_Brief:_ List each line of the data that holds the word "source".

_Record list:_
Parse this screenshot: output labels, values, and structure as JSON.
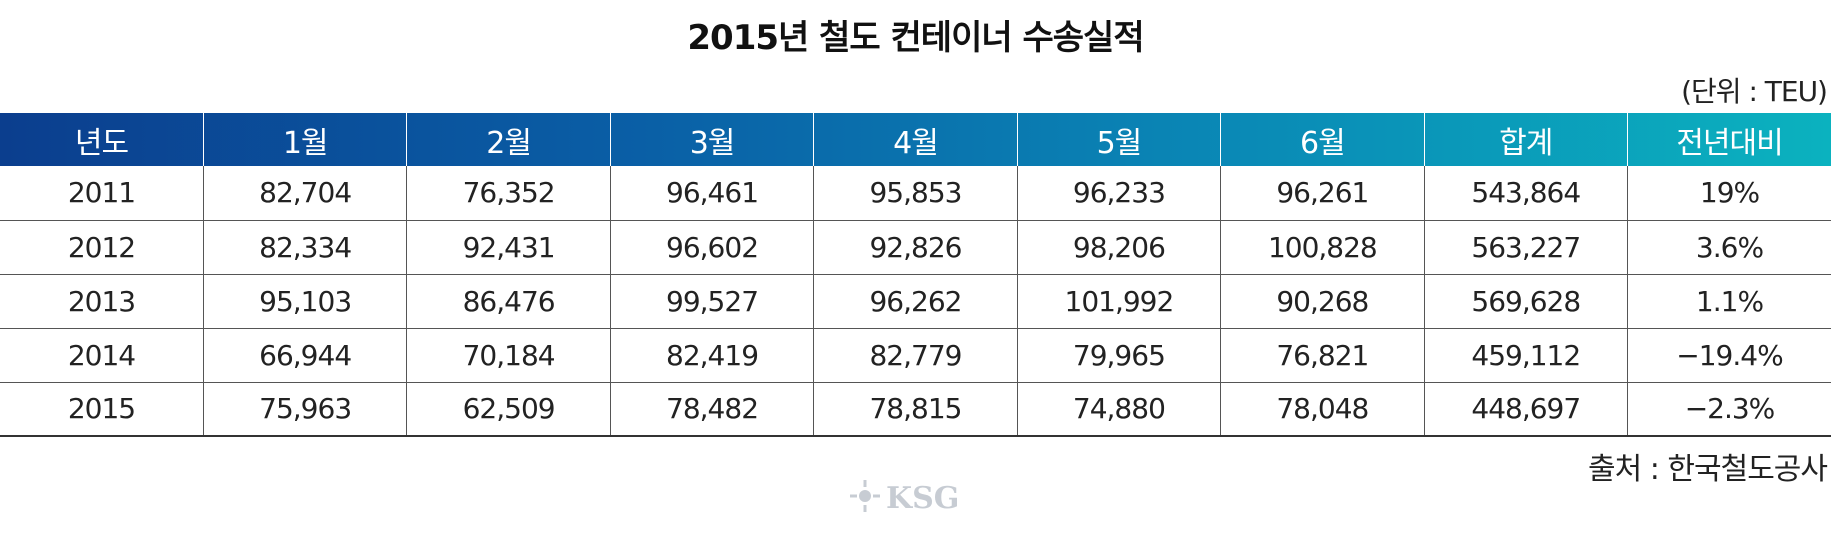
{
  "title": "2015년 철도 컨테이너 수송실적",
  "unit": "(단위 : TEU)",
  "source": "출처 : 한국철도공사",
  "watermark_text": "KSG",
  "colors": {
    "header_start": "#0b3e8e",
    "header_end": "#0bb2bf",
    "header_text": "#ffffff",
    "grid_line": "#555555"
  },
  "chart_data": {
    "type": "table",
    "title": "2015년 철도 컨테이너 수송실적",
    "columns": [
      "년도",
      "1월",
      "2월",
      "3월",
      "4월",
      "5월",
      "6월",
      "합계",
      "전년대비"
    ],
    "rows": [
      [
        "2011",
        "82,704",
        "76,352",
        "96,461",
        "95,853",
        "96,233",
        "96,261",
        "543,864",
        "19%"
      ],
      [
        "2012",
        "82,334",
        "92,431",
        "96,602",
        "92,826",
        "98,206",
        "100,828",
        "563,227",
        "3.6%"
      ],
      [
        "2013",
        "95,103",
        "86,476",
        "99,527",
        "96,262",
        "101,992",
        "90,268",
        "569,628",
        "1.1%"
      ],
      [
        "2014",
        "66,944",
        "70,184",
        "82,419",
        "82,779",
        "79,965",
        "76,821",
        "459,112",
        "−19.4%"
      ],
      [
        "2015",
        "75,963",
        "62,509",
        "78,482",
        "78,815",
        "74,880",
        "78,048",
        "448,697",
        "−2.3%"
      ]
    ]
  }
}
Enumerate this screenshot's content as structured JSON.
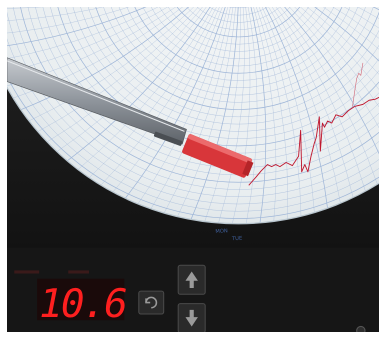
{
  "display": {
    "reading": "10.6",
    "reading_color": "#ff1f1f"
  },
  "chart": {
    "paper_color": "#eef1f2",
    "grid_color": "#9fb6d8",
    "pen_trace_color": "#c0182f",
    "scale_labels": [
      "MON",
      "TUE"
    ]
  },
  "controls": {
    "mode_button_icon": "refresh-icon",
    "up_button_icon": "arrow-up-icon",
    "down_button_icon": "arrow-down-icon"
  },
  "colors": {
    "bezel": "#141414",
    "pen_arm": "#8d9299",
    "pen_tip": "#d8363a"
  }
}
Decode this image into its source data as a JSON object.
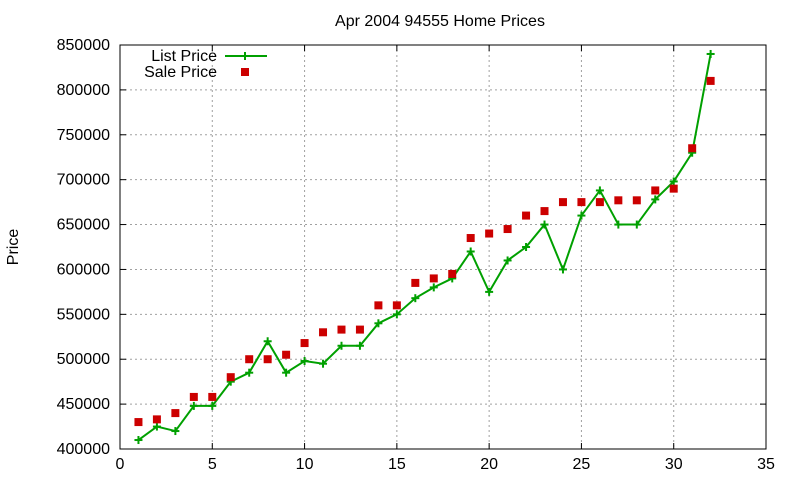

_Answer:_
  "source": "출처 : 한국철도공사",
Decode this image into its source data as a JSON object.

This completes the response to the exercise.